_DATA PROVIDED:_
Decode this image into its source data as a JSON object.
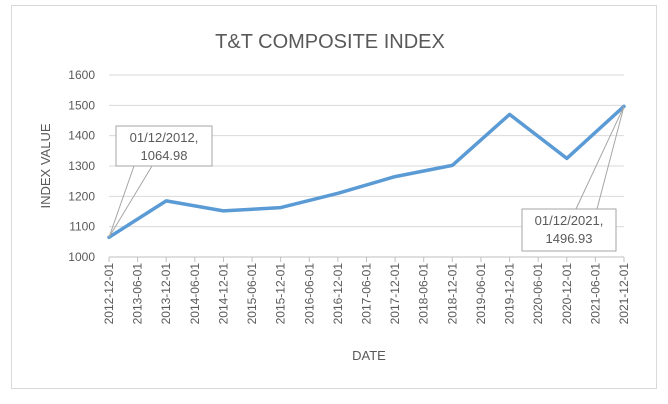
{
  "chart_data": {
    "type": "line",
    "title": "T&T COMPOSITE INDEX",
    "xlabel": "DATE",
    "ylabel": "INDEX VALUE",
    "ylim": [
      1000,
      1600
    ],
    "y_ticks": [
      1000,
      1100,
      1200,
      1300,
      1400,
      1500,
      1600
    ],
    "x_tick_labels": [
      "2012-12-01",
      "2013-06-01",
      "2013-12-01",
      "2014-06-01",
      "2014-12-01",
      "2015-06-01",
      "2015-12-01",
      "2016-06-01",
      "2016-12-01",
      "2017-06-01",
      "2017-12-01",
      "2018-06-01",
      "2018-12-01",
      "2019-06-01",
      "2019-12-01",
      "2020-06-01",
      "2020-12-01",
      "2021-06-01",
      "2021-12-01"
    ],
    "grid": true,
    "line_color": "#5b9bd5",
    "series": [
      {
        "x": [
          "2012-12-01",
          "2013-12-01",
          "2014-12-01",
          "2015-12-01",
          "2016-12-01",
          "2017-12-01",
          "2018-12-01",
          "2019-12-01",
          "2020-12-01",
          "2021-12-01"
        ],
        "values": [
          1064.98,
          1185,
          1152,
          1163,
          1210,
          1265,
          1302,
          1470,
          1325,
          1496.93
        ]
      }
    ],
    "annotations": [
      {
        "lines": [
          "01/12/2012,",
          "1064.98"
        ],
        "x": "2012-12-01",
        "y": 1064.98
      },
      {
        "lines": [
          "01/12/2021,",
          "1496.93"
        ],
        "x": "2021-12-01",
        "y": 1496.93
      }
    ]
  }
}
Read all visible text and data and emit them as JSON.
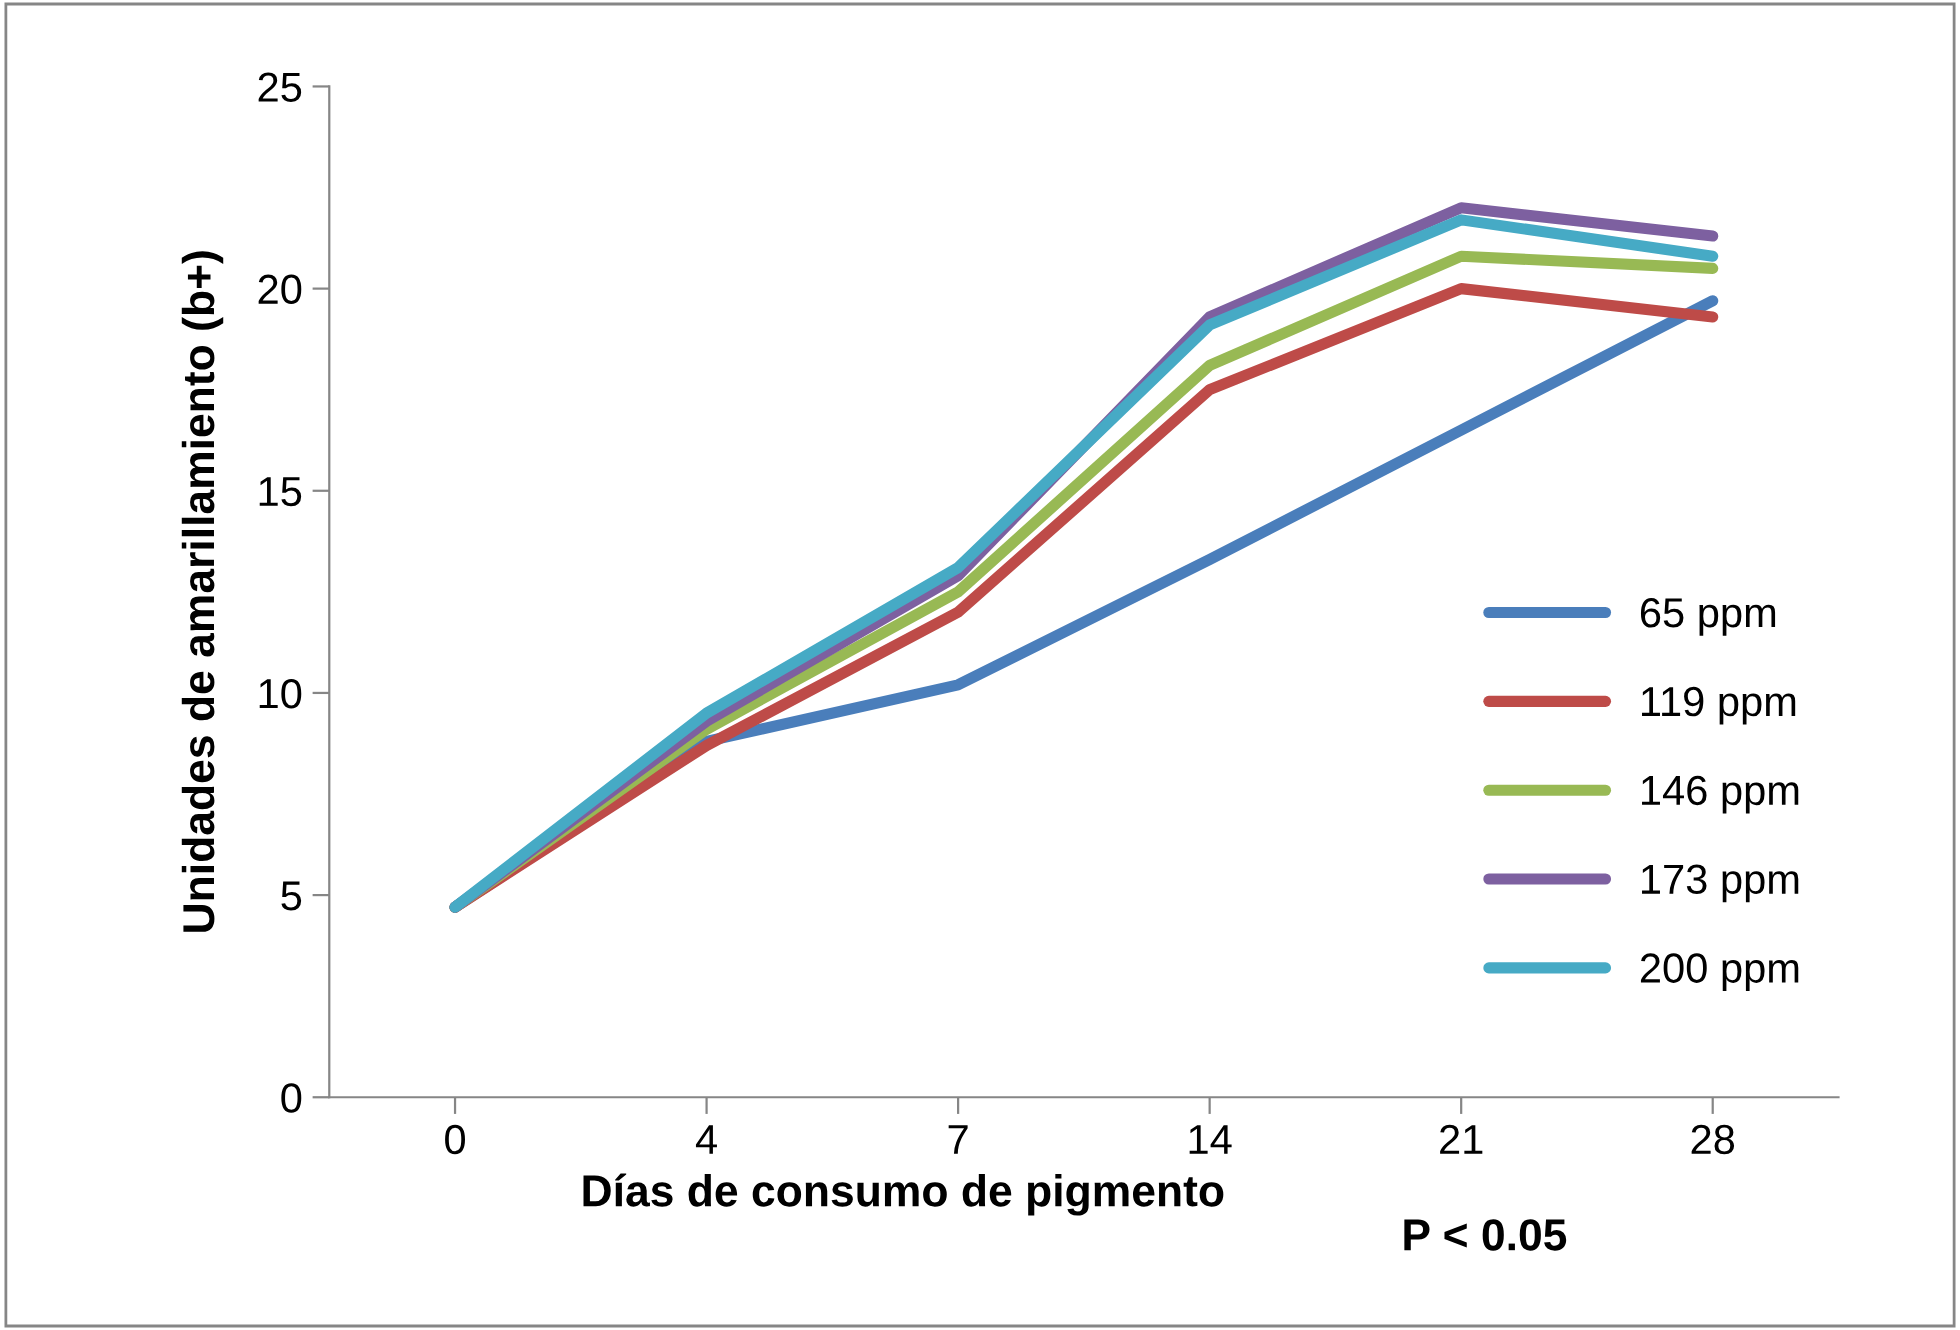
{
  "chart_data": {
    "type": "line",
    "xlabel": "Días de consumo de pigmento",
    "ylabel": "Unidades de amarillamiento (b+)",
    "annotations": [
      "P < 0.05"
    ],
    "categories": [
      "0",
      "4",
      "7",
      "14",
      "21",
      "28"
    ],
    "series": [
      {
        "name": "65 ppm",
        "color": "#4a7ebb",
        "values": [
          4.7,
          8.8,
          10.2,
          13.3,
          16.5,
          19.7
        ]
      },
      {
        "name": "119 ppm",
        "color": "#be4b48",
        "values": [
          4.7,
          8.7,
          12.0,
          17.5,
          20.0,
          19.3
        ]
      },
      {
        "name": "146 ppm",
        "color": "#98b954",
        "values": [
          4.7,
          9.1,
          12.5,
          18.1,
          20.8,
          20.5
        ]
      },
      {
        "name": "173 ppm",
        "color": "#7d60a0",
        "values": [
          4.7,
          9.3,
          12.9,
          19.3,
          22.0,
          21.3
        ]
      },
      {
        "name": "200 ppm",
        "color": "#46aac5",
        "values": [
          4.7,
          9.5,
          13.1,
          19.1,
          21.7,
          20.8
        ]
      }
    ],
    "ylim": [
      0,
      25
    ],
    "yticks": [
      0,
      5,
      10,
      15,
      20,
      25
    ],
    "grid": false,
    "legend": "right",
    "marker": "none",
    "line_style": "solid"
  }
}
* * *
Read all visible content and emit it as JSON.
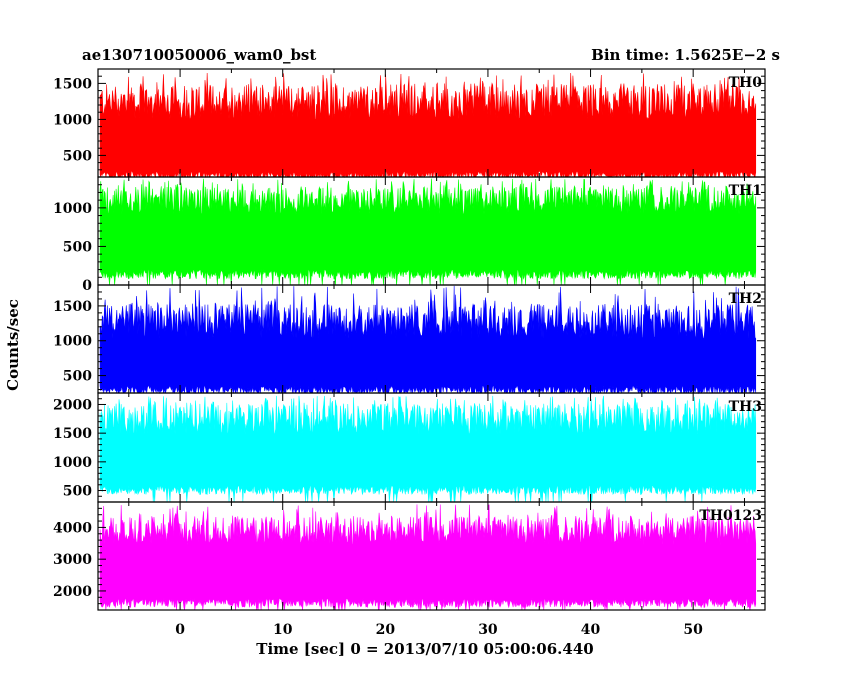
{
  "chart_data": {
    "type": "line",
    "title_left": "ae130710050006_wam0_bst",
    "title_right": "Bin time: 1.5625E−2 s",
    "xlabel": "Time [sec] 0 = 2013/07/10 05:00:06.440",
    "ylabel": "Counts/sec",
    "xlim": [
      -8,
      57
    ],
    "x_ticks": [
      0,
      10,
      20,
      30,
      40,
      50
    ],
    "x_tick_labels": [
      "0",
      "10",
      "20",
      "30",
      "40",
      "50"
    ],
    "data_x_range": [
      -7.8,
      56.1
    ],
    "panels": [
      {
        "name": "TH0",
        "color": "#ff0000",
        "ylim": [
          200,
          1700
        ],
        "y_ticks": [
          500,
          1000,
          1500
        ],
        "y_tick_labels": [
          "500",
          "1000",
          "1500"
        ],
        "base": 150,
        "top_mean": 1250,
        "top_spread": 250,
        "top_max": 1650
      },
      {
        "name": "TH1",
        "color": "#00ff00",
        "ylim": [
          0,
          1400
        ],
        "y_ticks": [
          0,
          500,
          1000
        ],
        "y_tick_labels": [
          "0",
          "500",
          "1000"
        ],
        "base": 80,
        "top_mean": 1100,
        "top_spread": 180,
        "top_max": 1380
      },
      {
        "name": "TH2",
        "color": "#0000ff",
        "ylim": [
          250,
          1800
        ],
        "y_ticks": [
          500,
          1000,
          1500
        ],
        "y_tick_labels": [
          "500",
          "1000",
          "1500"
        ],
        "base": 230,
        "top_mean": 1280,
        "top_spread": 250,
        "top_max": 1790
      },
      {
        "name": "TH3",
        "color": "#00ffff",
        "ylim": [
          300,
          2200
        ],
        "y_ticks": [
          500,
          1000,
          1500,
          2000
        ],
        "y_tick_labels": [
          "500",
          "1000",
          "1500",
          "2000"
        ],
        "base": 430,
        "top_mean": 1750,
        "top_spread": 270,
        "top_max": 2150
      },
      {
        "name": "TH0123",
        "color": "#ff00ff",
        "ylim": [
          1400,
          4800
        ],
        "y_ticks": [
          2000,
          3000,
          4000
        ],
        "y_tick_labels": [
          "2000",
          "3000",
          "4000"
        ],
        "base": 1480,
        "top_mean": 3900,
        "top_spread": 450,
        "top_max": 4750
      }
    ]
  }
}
==
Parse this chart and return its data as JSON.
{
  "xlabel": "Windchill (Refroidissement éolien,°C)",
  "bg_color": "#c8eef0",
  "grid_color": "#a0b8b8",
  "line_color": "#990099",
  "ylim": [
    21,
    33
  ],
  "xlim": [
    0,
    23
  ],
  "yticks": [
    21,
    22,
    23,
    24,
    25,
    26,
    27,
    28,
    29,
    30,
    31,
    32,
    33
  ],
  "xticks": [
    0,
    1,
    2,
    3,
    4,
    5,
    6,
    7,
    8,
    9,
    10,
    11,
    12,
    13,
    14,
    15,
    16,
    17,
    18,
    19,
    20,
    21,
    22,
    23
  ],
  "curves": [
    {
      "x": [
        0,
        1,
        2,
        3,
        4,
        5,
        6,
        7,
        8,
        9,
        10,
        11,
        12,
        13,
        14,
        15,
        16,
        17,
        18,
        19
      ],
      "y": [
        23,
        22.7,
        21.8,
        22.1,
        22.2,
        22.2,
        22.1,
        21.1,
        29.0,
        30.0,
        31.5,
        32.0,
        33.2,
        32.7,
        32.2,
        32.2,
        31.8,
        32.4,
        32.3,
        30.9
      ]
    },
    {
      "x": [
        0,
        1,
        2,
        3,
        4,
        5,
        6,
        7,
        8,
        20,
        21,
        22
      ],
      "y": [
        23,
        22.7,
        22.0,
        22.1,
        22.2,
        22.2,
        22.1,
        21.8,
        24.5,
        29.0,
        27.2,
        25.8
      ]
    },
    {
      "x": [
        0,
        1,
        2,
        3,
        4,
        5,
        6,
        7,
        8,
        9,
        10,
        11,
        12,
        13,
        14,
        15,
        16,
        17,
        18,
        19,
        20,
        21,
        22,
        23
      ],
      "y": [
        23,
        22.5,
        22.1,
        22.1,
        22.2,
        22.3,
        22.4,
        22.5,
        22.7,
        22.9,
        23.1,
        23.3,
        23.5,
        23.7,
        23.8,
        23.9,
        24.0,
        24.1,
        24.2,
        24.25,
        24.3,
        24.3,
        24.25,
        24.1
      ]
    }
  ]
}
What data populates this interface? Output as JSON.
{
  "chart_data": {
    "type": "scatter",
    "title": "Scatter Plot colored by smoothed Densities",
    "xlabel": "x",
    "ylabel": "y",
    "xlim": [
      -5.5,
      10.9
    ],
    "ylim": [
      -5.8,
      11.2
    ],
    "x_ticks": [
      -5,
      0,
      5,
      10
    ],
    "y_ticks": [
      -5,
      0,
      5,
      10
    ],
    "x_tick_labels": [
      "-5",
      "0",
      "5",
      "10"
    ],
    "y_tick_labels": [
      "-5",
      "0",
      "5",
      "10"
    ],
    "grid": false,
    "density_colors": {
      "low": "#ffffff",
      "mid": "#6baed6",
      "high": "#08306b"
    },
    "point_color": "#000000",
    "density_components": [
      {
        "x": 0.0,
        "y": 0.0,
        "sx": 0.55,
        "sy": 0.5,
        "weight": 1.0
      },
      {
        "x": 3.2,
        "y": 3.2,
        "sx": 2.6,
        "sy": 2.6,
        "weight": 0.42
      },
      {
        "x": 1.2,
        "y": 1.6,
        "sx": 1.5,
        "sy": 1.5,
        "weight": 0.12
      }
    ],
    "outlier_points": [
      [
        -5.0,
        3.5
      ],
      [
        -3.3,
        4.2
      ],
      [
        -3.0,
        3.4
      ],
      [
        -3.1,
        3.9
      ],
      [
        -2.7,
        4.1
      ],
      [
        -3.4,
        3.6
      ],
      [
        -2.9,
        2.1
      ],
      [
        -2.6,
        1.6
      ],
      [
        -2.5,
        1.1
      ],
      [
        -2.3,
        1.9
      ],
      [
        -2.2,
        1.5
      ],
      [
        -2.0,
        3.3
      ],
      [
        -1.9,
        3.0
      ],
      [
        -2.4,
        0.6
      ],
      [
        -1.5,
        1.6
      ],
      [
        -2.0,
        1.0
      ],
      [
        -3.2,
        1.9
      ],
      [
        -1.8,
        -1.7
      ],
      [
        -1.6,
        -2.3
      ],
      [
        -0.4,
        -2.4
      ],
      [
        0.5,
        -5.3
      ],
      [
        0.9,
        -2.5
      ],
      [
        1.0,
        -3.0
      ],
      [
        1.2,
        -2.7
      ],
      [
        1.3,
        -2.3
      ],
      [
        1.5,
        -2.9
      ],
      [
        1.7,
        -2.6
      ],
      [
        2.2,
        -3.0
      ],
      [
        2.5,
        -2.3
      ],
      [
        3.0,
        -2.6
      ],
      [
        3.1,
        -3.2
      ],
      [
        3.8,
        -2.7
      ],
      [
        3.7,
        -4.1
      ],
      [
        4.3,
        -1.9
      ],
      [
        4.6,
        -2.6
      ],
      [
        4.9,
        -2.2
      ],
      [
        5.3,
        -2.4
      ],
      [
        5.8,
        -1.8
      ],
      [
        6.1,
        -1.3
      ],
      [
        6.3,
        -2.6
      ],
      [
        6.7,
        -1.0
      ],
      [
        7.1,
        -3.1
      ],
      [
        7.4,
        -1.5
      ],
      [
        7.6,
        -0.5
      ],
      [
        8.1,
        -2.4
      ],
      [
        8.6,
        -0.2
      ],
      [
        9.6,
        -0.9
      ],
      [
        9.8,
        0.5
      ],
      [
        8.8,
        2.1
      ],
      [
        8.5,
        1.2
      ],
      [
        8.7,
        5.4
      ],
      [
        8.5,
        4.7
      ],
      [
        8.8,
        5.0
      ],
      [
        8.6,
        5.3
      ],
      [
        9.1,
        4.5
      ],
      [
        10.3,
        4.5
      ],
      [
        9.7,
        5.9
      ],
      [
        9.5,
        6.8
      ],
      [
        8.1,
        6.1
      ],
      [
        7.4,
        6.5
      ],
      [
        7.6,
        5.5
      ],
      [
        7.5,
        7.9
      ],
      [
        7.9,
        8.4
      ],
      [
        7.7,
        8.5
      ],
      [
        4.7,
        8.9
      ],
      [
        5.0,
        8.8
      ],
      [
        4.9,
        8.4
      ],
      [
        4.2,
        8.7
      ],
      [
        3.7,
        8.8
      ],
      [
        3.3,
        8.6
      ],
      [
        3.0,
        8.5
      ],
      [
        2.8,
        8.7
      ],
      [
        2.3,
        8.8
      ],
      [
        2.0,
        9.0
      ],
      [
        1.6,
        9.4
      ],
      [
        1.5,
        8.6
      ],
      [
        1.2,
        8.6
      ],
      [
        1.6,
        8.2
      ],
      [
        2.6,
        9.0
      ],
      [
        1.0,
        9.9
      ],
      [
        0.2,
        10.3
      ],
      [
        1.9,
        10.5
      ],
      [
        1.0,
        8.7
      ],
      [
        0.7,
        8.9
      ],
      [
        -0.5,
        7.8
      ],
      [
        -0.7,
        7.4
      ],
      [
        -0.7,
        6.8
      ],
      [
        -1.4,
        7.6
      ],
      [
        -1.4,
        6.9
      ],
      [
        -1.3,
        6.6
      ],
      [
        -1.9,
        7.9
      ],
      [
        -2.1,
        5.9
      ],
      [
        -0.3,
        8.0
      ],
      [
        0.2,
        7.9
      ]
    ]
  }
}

_DESCRIPTION OF THE TASK:_ State the number of lines that contain the string "ylabel", with no other words.

_ANSWER FOR THIS EXERCISE:_ 4